— Start —
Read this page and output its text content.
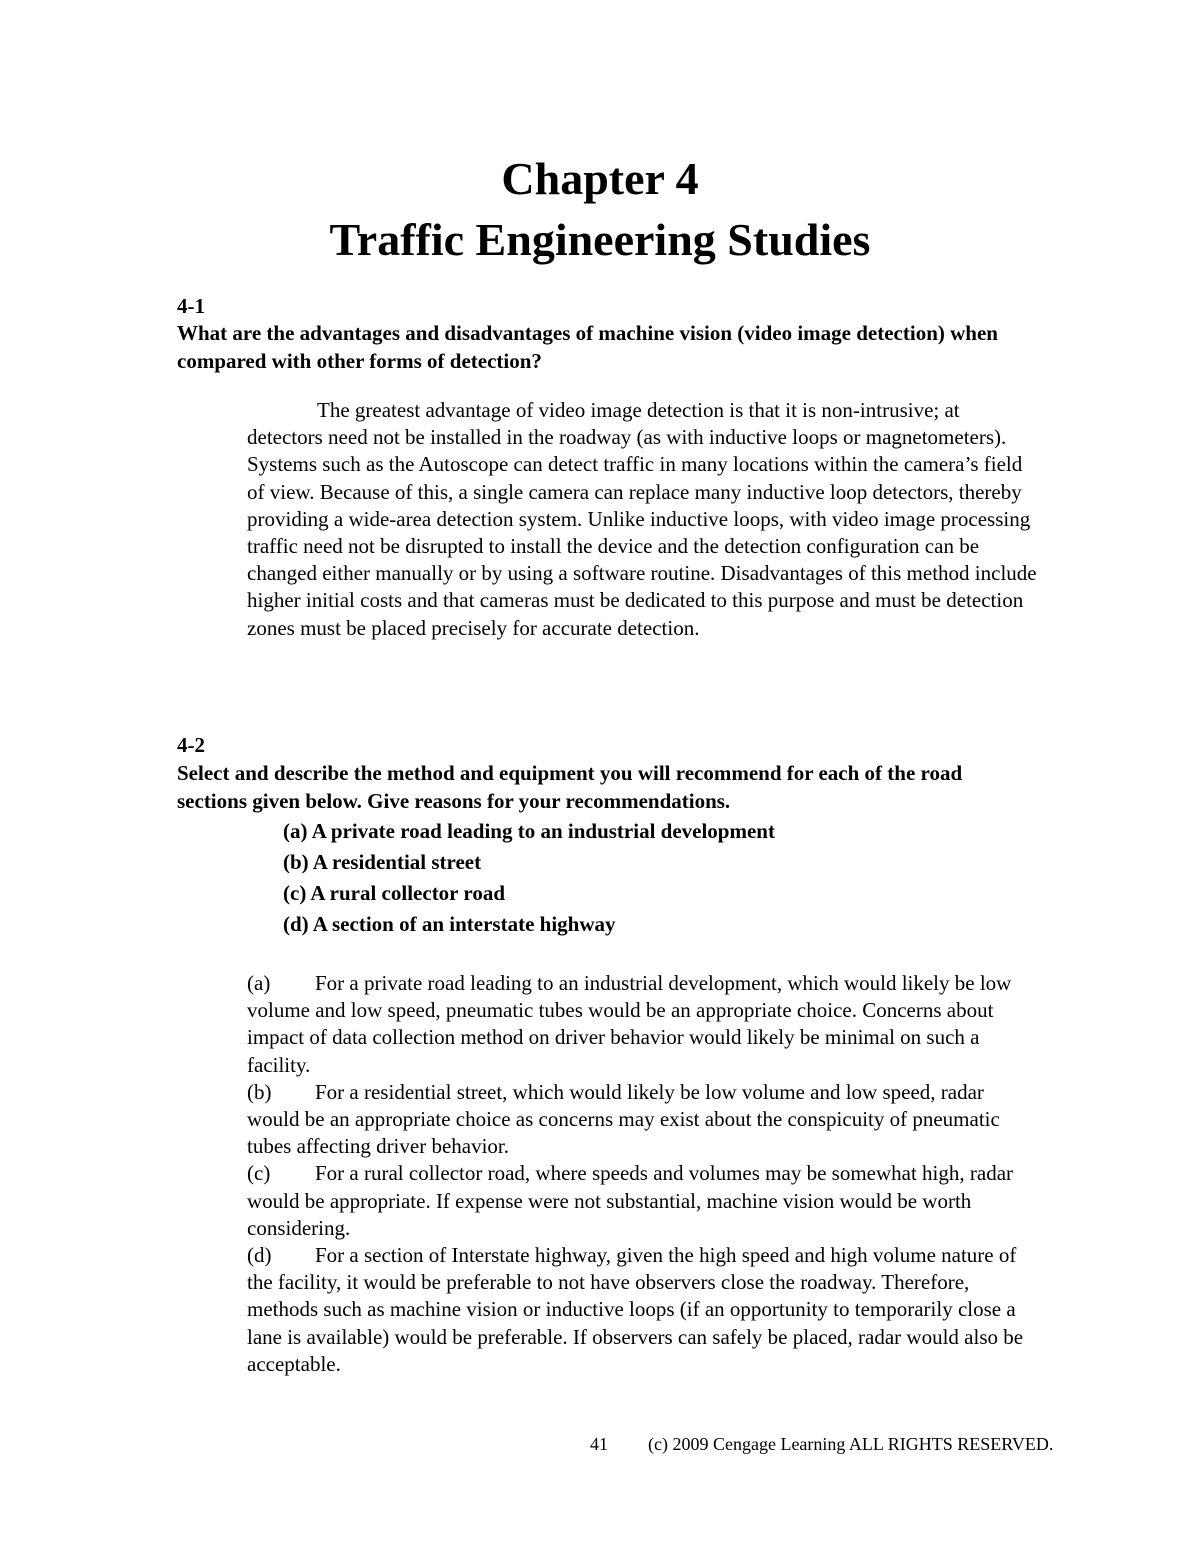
Chapter 4
Traffic Engineering Studies
4-1
What are the advantages and disadvantages of machine vision (video image detection) when compared with other forms of detection?
The greatest advantage of video image detection is that it is non-intrusive; at detectors need not be installed in the roadway (as with inductive loops or magnetometers). Systems such as the Autoscope can detect traffic in many locations within the camera’s field of view. Because of this, a single camera can replace many inductive loop detectors, thereby providing a wide-area detection system. Unlike inductive loops, with video image processing traffic need not be disrupted to install the device and the detection configuration can be changed either manually or by using a software routine. Disadvantages of this method include higher initial costs and that cameras must be dedicated to this purpose and must be detection zones must be placed precisely for accurate detection.
4-2
Select and describe the method and equipment you will recommend for each of the road sections given below. Give reasons for your recommendations.
(a) A private road leading to an industrial development
(b) A residential street
(c) A rural collector road
(d) A section of an interstate highway
(a) For a private road leading to an industrial development, which would likely be low volume and low speed, pneumatic tubes would be an appropriate choice. Concerns about impact of data collection method on driver behavior would likely be minimal on such a facility.
(b) For a residential street, which would likely be low volume and low speed, radar would be an appropriate choice as concerns may exist about the conspicuity of pneumatic tubes affecting driver behavior.
(c) For a rural collector road, where speeds and volumes may be somewhat high, radar would be appropriate. If expense were not substantial, machine vision would be worth considering.
(d) For a section of Interstate highway, given the high speed and high volume nature of the facility, it would be preferable to not have observers close the roadway. Therefore, methods such as machine vision or inductive loops (if an opportunity to temporarily close a lane is available) would be preferable. If observers can safely be placed, radar would also be acceptable.
41 (c) 2009 Cengage Learning ALL RIGHTS RESERVED.
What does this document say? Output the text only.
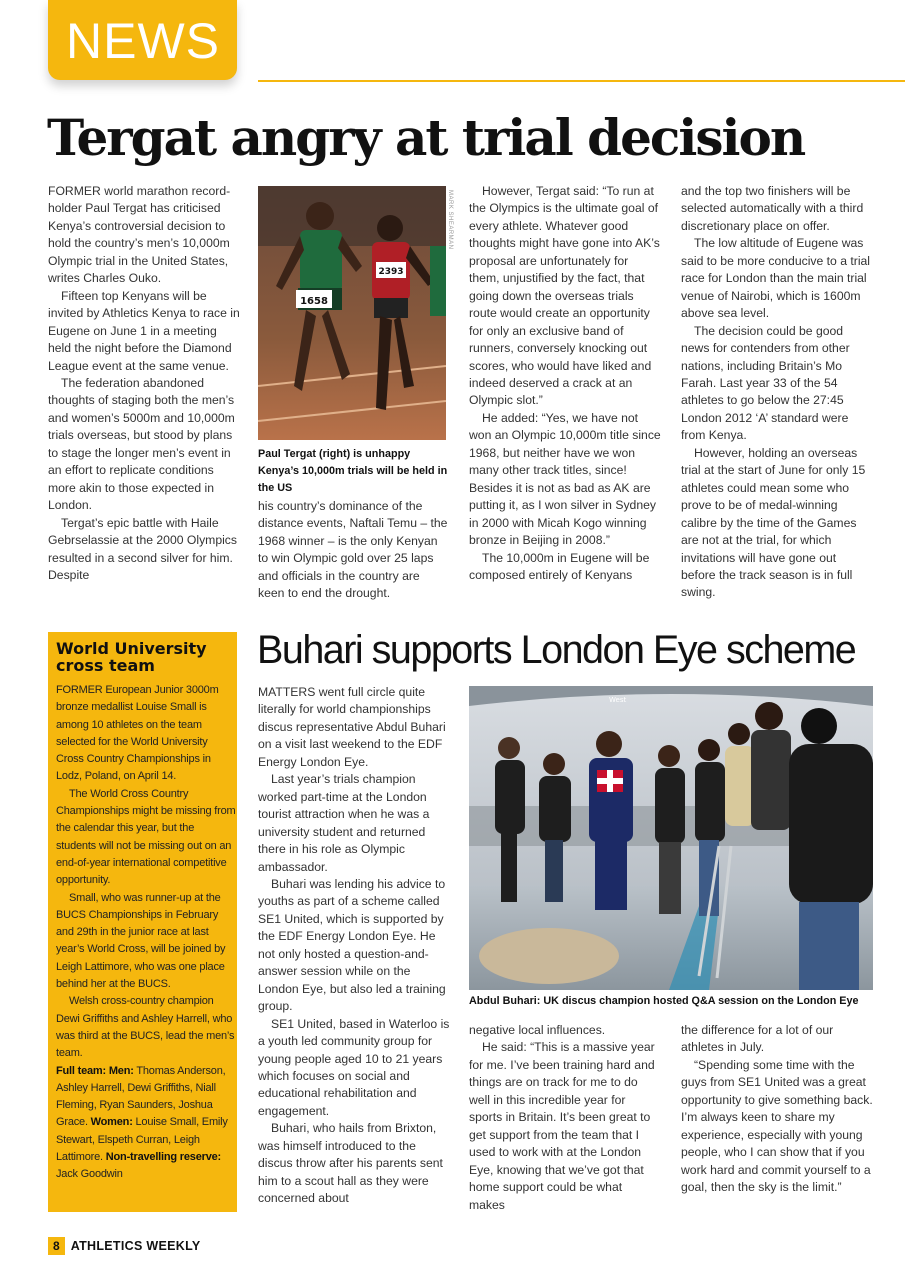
NEWS
Tergat angry at trial decision

FORMER world marathon record-holder Paul Tergat has criticised Kenya’s controversial decision to hold the country’s men’s 10,000m Olympic trial in the United States, writes Charles Ouko.

Fifteen top Kenyans will be invited by Athletics Kenya to race in Eugene on June 1 in a meeting held the night before the Diamond League event at the same venue.

The federation abandoned thoughts of staging both the men’s and women’s 5000m and 10,000m trials overseas, but stood by plans to stage the longer men’s event in an effort to replicate conditions more akin to those expected in London.

Tergat’s epic battle with Haile Gebrselassie at the 2000 Olympics resulted in a second silver for him. Despite

1658
2393
MARK SHEARMAN

Paul Tergat (right) is unhappy Kenya’s 10,000m trials will be held in the US

his country’s dominance of the distance events, Naftali Temu – the 1968 winner – is the only Kenyan to win Olympic gold over 25 laps and officials in the country are keen to end the drought.

However, Tergat said: “To run at the Olympics is the ultimate goal of every athlete. Whatever good thoughts might have gone into AK’s proposal are unfortunately for them, unjustified by the fact, that going down the overseas trials route would create an opportunity for only an exclusive band of runners, conversely knocking out scores, who would have liked and indeed deserved a crack at an Olympic slot.”

He added: “Yes, we have not won an Olympic 10,000m title since 1968, but neither have we won many other track titles, since! Besides it is not as bad as AK are putting it, as I won silver in Sydney in 2000 with Micah Kogo winning bronze in Beijing in 2008.”

The 10,000m in Eugene will be composed entirely of Kenyans

and the top two finishers will be selected automatically with a third discretionary place on offer.

The low altitude of Eugene was said to be more conducive to a trial race for London than the main trial venue of Nairobi, which is 1600m above sea level.

The decision could be good news for contenders from other nations, including Britain’s Mo Farah. Last year 33 of the 54 athletes to go below the 27:45 London 2012 ‘A’ standard were from Kenya.

However, holding an overseas trial at the start of June for only 15 athletes could mean some who prove to be of medal-winning calibre by the time of the Games are not at the trial, for which invitations will have gone out before the track season is in full swing.

World University cross team

FORMER European Junior 3000m bronze medallist Louise Small is among 10 athletes on the team selected for the World University Cross Country Championships in Lodz, Poland, on April 14.

The World Cross Country Championships might be missing from the calendar this year, but the students will not be missing out on an end-of-year international competitive opportunity.

Small, who was runner-up at the BUCS Championships in February and 29th in the junior race at last year’s World Cross, will be joined by Leigh Lattimore, who was one place behind her at the BUCS.

Welsh cross-country champion Dewi Griffiths and Ashley Harrell, who was third at the BUCS, lead the men’s team.

Full team: Men: Thomas Anderson, Ashley Harrell, Dewi Griffiths, Niall Fleming, Ryan Saunders, Joshua Grace. Women: Louise Small, Emily Stewart, Elspeth Curran, Leigh Lattimore. Non-travelling reserve: Jack Goodwin

Buhari supports London Eye scheme

MATTERS went full circle quite literally for world championships discus representative Abdul Buhari on a visit last weekend to the EDF Energy London Eye.

Last year’s trials champion worked part-time at the London tourist attraction when he was a university student and returned there in his role as Olympic ambassador.

Buhari was lending his advice to youths as part of a scheme called SE1 United, which is supported by the EDF Energy London Eye. He not only hosted a question-and-answer session while on the London Eye, but also led a training group.

SE1 United, based in Waterloo is a youth led community group for young people aged 10 to 21 years which focuses on social and educational rehabilitation and engagement.

Buhari, who hails from Brixton, was himself introduced to the discus throw after his parents sent him to a scout hall as they were concerned about

West

Abdul Buhari: UK discus champion hosted Q&A session on the London Eye

negative local influences.

He said: “This is a massive year for me. I’ve been training hard and things are on track for me to do well in this incredible year for sports in Britain. It’s been great to get support from the team that I used to work with at the London Eye, knowing that we’ve got that home support could be what makes

the difference for a lot of our athletes in July.

“Spending some time with the guys from SE1 United was a great opportunity to give something back. I’m always keen to share my experience, especially with young people, who I can show that if you work hard and commit yourself to a goal, then the sky is the limit.”

8 ATHLETICS WEEKLY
— End —
> [Do this]
Print the full listing exactly, dropping the pictures.

> [Result of the exercise]
Read this page and output its text content.
Chapter 4
Traffic Engineering Studies
4-1
What are the advantages and disadvantages of machine vision (video image detection) when compared with other forms of detection?
The greatest advantage of video image detection is that it is non-intrusive; at detectors need not be installed in the roadway (as with inductive loops or magnetometers). Systems such as the Autoscope can detect traffic in many locations within the camera’s field of view. Because of this, a single camera can replace many inductive loop detectors, thereby providing a wide-area detection system. Unlike inductive loops, with video image processing traffic need not be disrupted to install the device and the detection configuration can be changed either manually or by using a software routine. Disadvantages of this method include higher initial costs and that cameras must be dedicated to this purpose and must be detection zones must be placed precisely for accurate detection.
4-2
Select and describe the method and equipment you will recommend for each of the road sections given below. Give reasons for your recommendations.
(a) A private road leading to an industrial development
(b) A residential street
(c) A rural collector road
(d) A section of an interstate highway
(a) For a private road leading to an industrial development, which would likely be low volume and low speed, pneumatic tubes would be an appropriate choice. Concerns about impact of data collection method on driver behavior would likely be minimal on such a facility.
(b) For a residential street, which would likely be low volume and low speed, radar would be an appropriate choice as concerns may exist about the conspicuity of pneumatic tubes affecting driver behavior.
(c) For a rural collector road, where speeds and volumes may be somewhat high, radar would be appropriate. If expense were not substantial, machine vision would be worth considering.
(d) For a section of Interstate highway, given the high speed and high volume nature of the facility, it would be preferable to not have observers close the roadway. Therefore, methods such as machine vision or inductive loops (if an opportunity to temporarily close a lane is available) would be preferable. If observers can safely be placed, radar would also be acceptable.
41 (c) 2009 Cengage Learning ALL RIGHTS RESERVED.
What does this document say? Output the text only.
NEWS
Tergat angry at trial decision

FORMER world marathon record-holder Paul Tergat has criticised Kenya’s controversial decision to hold the country’s men’s 10,000m Olympic trial in the United States, writes Charles Ouko.

Fifteen top Kenyans will be invited by Athletics Kenya to race in Eugene on June 1 in a meeting held the night before the Diamond League event at the same venue.

The federation abandoned thoughts of staging both the men’s and women’s 5000m and 10,000m trials overseas, but stood by plans to stage the longer men’s event in an effort to replicate conditions more akin to those expected in London.

Tergat’s epic battle with Haile Gebrselassie at the 2000 Olympics resulted in a second silver for him. Despite

1658
2393
MARK SHEARMAN

Paul Tergat (right) is unhappy Kenya’s 10,000m trials will be held in the US

his country’s dominance of the distance events, Naftali Temu – the 1968 winner – is the only Kenyan to win Olympic gold over 25 laps and officials in the country are keen to end the drought.

However, Tergat said: “To run at the Olympics is the ultimate goal of every athlete. Whatever good thoughts might have gone into AK’s proposal are unfortunately for them, unjustified by the fact, that going down the overseas trials route would create an opportunity for only an exclusive band of runners, conversely knocking out scores, who would have liked and indeed deserved a crack at an Olympic slot.”

He added: “Yes, we have not won an Olympic 10,000m title since 1968, but neither have we won many other track titles, since! Besides it is not as bad as AK are putting it, as I won silver in Sydney in 2000 with Micah Kogo winning bronze in Beijing in 2008.”

The 10,000m in Eugene will be composed entirely of Kenyans

and the top two finishers will be selected automatically with a third discretionary place on offer.

The low altitude of Eugene was said to be more conducive to a trial race for London than the main trial venue of Nairobi, which is 1600m above sea level.

The decision could be good news for contenders from other nations, including Britain’s Mo Farah. Last year 33 of the 54 athletes to go below the 27:45 London 2012 ‘A’ standard were from Kenya.

However, holding an overseas trial at the start of June for only 15 athletes could mean some who prove to be of medal-winning calibre by the time of the Games are not at the trial, for which invitations will have gone out before the track season is in full swing.

World University cross team

FORMER European Junior 3000m bronze medallist Louise Small is among 10 athletes on the team selected for the World University Cross Country Championships in Lodz, Poland, on April 14.

The World Cross Country Championships might be missing from the calendar this year, but the students will not be missing out on an end-of-year international competitive opportunity.

Small, who was runner-up at the BUCS Championships in February and 29th in the junior race at last year’s World Cross, will be joined by Leigh Lattimore, who was one place behind her at the BUCS.

Welsh cross-country champion Dewi Griffiths and Ashley Harrell, who was third at the BUCS, lead the men’s team.

Full team: Men: Thomas Anderson, Ashley Harrell, Dewi Griffiths, Niall Fleming, Ryan Saunders, Joshua Grace. Women: Louise Small, Emily Stewart, Elspeth Curran, Leigh Lattimore. Non-travelling reserve: Jack Goodwin

Buhari supports London Eye scheme

MATTERS went full circle quite literally for world championships discus representative Abdul Buhari on a visit last weekend to the EDF Energy London Eye.

Last year’s trials champion worked part-time at the London tourist attraction when he was a university student and returned there in his role as Olympic ambassador.

Buhari was lending his advice to youths as part of a scheme called SE1 United, which is supported by the EDF Energy London Eye. He not only hosted a question-and-answer session while on the London Eye, but also led a training group.

SE1 United, based in Waterloo is a youth led community group for young people aged 10 to 21 years which focuses on social and educational rehabilitation and engagement.

Buhari, who hails from Brixton, was himself introduced to the discus throw after his parents sent him to a scout hall as they were concerned about

West

Abdul Buhari: UK discus champion hosted Q&A session on the London Eye

negative local influences.

He said: “This is a massive year for me. I’ve been training hard and things are on track for me to do well in this incredible year for sports in Britain. It’s been great to get support from the team that I used to work with at the London Eye, knowing that we’ve got that home support could be what makes

the difference for a lot of our athletes in July.

“Spending some time with the guys from SE1 United was a great opportunity to give something back. I’m always keen to share my experience, especially with young people, who I can show that if you work hard and commit yourself to a goal, then the sky is the limit.”

8 ATHLETICS WEEKLY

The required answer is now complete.